** Challenge **
Return every entry exactly.

Records that describe figures
--
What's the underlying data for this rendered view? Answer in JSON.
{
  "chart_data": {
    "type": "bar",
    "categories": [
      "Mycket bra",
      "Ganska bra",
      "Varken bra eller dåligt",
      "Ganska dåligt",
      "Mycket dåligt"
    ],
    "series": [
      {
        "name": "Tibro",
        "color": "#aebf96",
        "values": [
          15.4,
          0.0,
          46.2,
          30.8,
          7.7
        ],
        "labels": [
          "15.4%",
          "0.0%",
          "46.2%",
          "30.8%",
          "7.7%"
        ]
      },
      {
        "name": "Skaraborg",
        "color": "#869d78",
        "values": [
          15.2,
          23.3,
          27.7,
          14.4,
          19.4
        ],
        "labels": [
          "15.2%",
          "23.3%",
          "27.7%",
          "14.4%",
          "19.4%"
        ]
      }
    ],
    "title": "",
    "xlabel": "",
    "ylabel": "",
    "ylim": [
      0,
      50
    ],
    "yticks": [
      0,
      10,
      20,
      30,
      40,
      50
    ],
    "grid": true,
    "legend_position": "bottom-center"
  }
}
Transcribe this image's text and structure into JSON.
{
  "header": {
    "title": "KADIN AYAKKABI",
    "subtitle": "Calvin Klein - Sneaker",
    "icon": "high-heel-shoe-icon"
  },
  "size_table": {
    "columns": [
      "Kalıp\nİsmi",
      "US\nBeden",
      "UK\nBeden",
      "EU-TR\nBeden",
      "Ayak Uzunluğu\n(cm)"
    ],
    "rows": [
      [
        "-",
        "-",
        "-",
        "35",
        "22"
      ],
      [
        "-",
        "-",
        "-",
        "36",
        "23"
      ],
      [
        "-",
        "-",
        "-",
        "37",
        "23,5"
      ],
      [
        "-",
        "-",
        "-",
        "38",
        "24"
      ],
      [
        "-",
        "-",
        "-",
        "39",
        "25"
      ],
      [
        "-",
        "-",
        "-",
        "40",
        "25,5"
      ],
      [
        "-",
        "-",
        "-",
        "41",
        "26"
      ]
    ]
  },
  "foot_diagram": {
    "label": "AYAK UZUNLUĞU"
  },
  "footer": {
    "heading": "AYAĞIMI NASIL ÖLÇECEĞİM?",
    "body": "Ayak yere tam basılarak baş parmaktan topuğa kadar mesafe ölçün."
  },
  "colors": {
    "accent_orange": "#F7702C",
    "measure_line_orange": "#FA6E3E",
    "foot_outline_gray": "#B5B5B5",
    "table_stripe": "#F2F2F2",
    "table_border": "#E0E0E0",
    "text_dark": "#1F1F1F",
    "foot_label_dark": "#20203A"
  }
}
--
** Full answer **
What's the underlying data for this rendered view? Answer in JSON.
{
  "chart_data": {
    "type": "bar",
    "categories": [
      "Mycket bra",
      "Ganska bra",
      "Varken bra eller dåligt",
      "Ganska dåligt",
      "Mycket dåligt"
    ],
    "series": [
      {
        "name": "Tibro",
        "color": "#aebf96",
        "values": [
          15.4,
          0.0,
          46.2,
          30.8,
          7.7
        ],
        "labels": [
          "15.4%",
          "0.0%",
          "46.2%",
          "30.8%",
          "7.7%"
        ]
      },
      {
        "name": "Skaraborg",
        "color": "#869d78",
        "values": [
          15.2,
          23.3,
          27.7,
          14.4,
          19.4
        ],
        "labels": [
          "15.2%",
          "23.3%",
          "27.7%",
          "14.4%",
          "19.4%"
        ]
      }
    ],
    "title": "",
    "xlabel": "",
    "ylabel": "",
    "ylim": [
      0,
      50
    ],
    "yticks": [
      0,
      10,
      20,
      30,
      40,
      50
    ],
    "grid": true,
    "legend_position": "bottom-center"
  }
}
Transcribe this image's text and structure into JSON.
{
  "header": {
    "title": "KADIN AYAKKABI",
    "subtitle": "Calvin Klein - Sneaker",
    "icon": "high-heel-shoe-icon"
  },
  "size_table": {
    "columns": [
      "Kalıp\nİsmi",
      "US\nBeden",
      "UK\nBeden",
      "EU-TR\nBeden",
      "Ayak Uzunluğu\n(cm)"
    ],
    "rows": [
      [
        "-",
        "-",
        "-",
        "35",
        "22"
      ],
      [
        "-",
        "-",
        "-",
        "36",
        "23"
      ],
      [
        "-",
        "-",
        "-",
        "37",
        "23,5"
      ],
      [
        "-",
        "-",
        "-",
        "38",
        "24"
      ],
      [
        "-",
        "-",
        "-",
        "39",
        "25"
      ],
      [
        "-",
        "-",
        "-",
        "40",
        "25,5"
      ],
      [
        "-",
        "-",
        "-",
        "41",
        "26"
      ]
    ]
  },
  "foot_diagram": {
    "label": "AYAK UZUNLUĞU"
  },
  "footer": {
    "heading": "AYAĞIMI NASIL ÖLÇECEĞİM?",
    "body": "Ayak yere tam basılarak baş parmaktan topuğa kadar mesafe ölçün."
  },
  "colors": {
    "accent_orange": "#F7702C",
    "measure_line_orange": "#FA6E3E",
    "foot_outline_gray": "#B5B5B5",
    "table_stripe": "#F2F2F2",
    "table_border": "#E0E0E0",
    "text_dark": "#1F1F1F",
    "foot_label_dark": "#20203A"
  }
}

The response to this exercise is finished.